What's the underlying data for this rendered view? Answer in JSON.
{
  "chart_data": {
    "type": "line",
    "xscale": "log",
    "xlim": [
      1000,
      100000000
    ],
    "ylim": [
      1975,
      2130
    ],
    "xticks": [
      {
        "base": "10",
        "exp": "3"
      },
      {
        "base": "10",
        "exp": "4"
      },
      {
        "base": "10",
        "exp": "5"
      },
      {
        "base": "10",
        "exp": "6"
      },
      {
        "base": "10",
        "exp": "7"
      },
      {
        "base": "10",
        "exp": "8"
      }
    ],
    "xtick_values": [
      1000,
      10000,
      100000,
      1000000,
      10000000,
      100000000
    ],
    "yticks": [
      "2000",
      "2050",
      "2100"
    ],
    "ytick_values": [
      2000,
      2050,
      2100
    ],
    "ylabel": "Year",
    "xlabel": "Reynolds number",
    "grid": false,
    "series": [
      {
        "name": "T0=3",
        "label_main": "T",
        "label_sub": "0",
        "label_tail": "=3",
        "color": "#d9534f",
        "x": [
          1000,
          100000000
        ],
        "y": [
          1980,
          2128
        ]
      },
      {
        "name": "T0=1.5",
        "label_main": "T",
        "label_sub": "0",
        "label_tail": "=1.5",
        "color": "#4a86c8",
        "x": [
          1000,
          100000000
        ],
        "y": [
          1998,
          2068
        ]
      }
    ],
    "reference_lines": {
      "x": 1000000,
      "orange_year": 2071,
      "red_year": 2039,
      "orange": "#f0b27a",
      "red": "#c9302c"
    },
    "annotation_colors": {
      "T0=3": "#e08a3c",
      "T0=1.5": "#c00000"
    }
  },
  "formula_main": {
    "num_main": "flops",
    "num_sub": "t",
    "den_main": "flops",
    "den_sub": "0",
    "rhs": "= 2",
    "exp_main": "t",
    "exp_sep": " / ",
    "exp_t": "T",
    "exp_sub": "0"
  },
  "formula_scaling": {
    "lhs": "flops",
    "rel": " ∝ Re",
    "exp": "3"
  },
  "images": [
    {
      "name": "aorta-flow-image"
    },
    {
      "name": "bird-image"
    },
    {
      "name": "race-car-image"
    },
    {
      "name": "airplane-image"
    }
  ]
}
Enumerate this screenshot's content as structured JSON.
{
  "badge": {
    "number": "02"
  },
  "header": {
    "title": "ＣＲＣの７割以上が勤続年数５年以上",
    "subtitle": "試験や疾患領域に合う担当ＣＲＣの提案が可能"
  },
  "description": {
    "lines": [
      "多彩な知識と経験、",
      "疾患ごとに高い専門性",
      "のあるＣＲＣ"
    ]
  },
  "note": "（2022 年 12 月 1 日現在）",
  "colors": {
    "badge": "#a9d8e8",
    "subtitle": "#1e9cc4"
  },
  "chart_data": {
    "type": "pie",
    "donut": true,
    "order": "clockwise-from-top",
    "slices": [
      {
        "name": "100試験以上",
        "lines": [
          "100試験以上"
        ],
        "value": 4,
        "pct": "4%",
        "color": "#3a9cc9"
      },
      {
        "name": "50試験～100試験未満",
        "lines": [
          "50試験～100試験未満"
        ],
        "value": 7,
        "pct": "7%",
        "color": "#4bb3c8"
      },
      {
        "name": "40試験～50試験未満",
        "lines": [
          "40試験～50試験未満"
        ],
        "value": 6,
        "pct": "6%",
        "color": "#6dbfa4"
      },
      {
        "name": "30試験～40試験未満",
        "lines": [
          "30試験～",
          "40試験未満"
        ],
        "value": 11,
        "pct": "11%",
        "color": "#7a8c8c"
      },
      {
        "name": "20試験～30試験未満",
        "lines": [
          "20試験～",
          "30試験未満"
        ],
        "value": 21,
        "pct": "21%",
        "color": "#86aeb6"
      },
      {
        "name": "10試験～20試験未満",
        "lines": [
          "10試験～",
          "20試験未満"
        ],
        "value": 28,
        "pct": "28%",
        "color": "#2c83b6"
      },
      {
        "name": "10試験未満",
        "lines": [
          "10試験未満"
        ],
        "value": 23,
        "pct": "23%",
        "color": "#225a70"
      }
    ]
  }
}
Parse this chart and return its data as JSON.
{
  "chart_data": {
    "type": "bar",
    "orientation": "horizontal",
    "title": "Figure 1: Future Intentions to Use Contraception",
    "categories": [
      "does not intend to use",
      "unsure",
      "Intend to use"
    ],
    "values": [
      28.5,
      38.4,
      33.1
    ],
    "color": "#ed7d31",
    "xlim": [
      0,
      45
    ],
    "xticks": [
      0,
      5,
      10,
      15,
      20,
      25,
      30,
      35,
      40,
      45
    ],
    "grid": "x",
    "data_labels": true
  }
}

● ● ● ● ●

**STATED GOAL:**
Copy out each record, keeping every word as it is.

**THE RESPONSE:**
What's the underlying data for this rendered view? Answer in JSON.
{
  "chart_data": {
    "type": "line",
    "xscale": "log",
    "xlim": [
      1000,
      100000000
    ],
    "ylim": [
      1975,
      2130
    ],
    "xticks": [
      {
        "base": "10",
        "exp": "3"
      },
      {
        "base": "10",
        "exp": "4"
      },
      {
        "base": "10",
        "exp": "5"
      },
      {
        "base": "10",
        "exp": "6"
      },
      {
        "base": "10",
        "exp": "7"
      },
      {
        "base": "10",
        "exp": "8"
      }
    ],
    "xtick_values": [
      1000,
      10000,
      100000,
      1000000,
      10000000,
      100000000
    ],
    "yticks": [
      "2000",
      "2050",
      "2100"
    ],
    "ytick_values": [
      2000,
      2050,
      2100
    ],
    "ylabel": "Year",
    "xlabel": "Reynolds number",
    "grid": false,
    "series": [
      {
        "name": "T0=3",
        "label_main": "T",
        "label_sub": "0",
        "label_tail": "=3",
        "color": "#d9534f",
        "x": [
          1000,
          100000000
        ],
        "y": [
          1980,
          2128
        ]
      },
      {
        "name": "T0=1.5",
        "label_main": "T",
        "label_sub": "0",
        "label_tail": "=1.5",
        "color": "#4a86c8",
        "x": [
          1000,
          100000000
        ],
        "y": [
          1998,
          2068
        ]
      }
    ],
    "reference_lines": {
      "x": 1000000,
      "orange_year": 2071,
      "red_year": 2039,
      "orange": "#f0b27a",
      "red": "#c9302c"
    },
    "annotation_colors": {
      "T0=3": "#e08a3c",
      "T0=1.5": "#c00000"
    }
  },
  "formula_main": {
    "num_main": "flops",
    "num_sub": "t",
    "den_main": "flops",
    "den_sub": "0",
    "rhs": "= 2",
    "exp_main": "t",
    "exp_sep": " / ",
    "exp_t": "T",
    "exp_sub": "0"
  },
  "formula_scaling": {
    "lhs": "flops",
    "rel": " ∝ Re",
    "exp": "3"
  },
  "images": [
    {
      "name": "aorta-flow-image"
    },
    {
      "name": "bird-image"
    },
    {
      "name": "race-car-image"
    },
    {
      "name": "airplane-image"
    }
  ]
}
Enumerate this screenshot's content as structured JSON.
{
  "badge": {
    "number": "02"
  },
  "header": {
    "title": "ＣＲＣの７割以上が勤続年数５年以上",
    "subtitle": "試験や疾患領域に合う担当ＣＲＣの提案が可能"
  },
  "description": {
    "lines": [
      "多彩な知識と経験、",
      "疾患ごとに高い専門性",
      "のあるＣＲＣ"
    ]
  },
  "note": "（2022 年 12 月 1 日現在）",
  "colors": {
    "badge": "#a9d8e8",
    "subtitle": "#1e9cc4"
  },
  "chart_data": {
    "type": "pie",
    "donut": true,
    "order": "clockwise-from-top",
    "slices": [
      {
        "name": "100試験以上",
        "lines": [
          "100試験以上"
        ],
        "value": 4,
        "pct": "4%",
        "color": "#3a9cc9"
      },
      {
        "name": "50試験～100試験未満",
        "lines": [
          "50試験～100試験未満"
        ],
        "value": 7,
        "pct": "7%",
        "color": "#4bb3c8"
      },
      {
        "name": "40試験～50試験未満",
        "lines": [
          "40試験～50試験未満"
        ],
        "value": 6,
        "pct": "6%",
        "color": "#6dbfa4"
      },
      {
        "name": "30試験～40試験未満",
        "lines": [
          "30試験～",
          "40試験未満"
        ],
        "value": 11,
        "pct": "11%",
        "color": "#7a8c8c"
      },
      {
        "name": "20試験～30試験未満",
        "lines": [
          "20試験～",
          "30試験未満"
        ],
        "value": 21,
        "pct": "21%",
        "color": "#86aeb6"
      },
      {
        "name": "10試験～20試験未満",
        "lines": [
          "10試験～",
          "20試験未満"
        ],
        "value": 28,
        "pct": "28%",
        "color": "#2c83b6"
      },
      {
        "name": "10試験未満",
        "lines": [
          "10試験未満"
        ],
        "value": 23,
        "pct": "23%",
        "color": "#225a70"
      }
    ]
  }
}
Parse this chart and return its data as JSON.
{
  "chart_data": {
    "type": "bar",
    "orientation": "horizontal",
    "title": "Figure 1: Future Intentions to Use Contraception",
    "categories": [
      "does not intend to use",
      "unsure",
      "Intend to use"
    ],
    "values": [
      28.5,
      38.4,
      33.1
    ],
    "color": "#ed7d31",
    "xlim": [
      0,
      45
    ],
    "xticks": [
      0,
      5,
      10,
      15,
      20,
      25,
      30,
      35,
      40,
      45
    ],
    "grid": "x",
    "data_labels": true
  }
}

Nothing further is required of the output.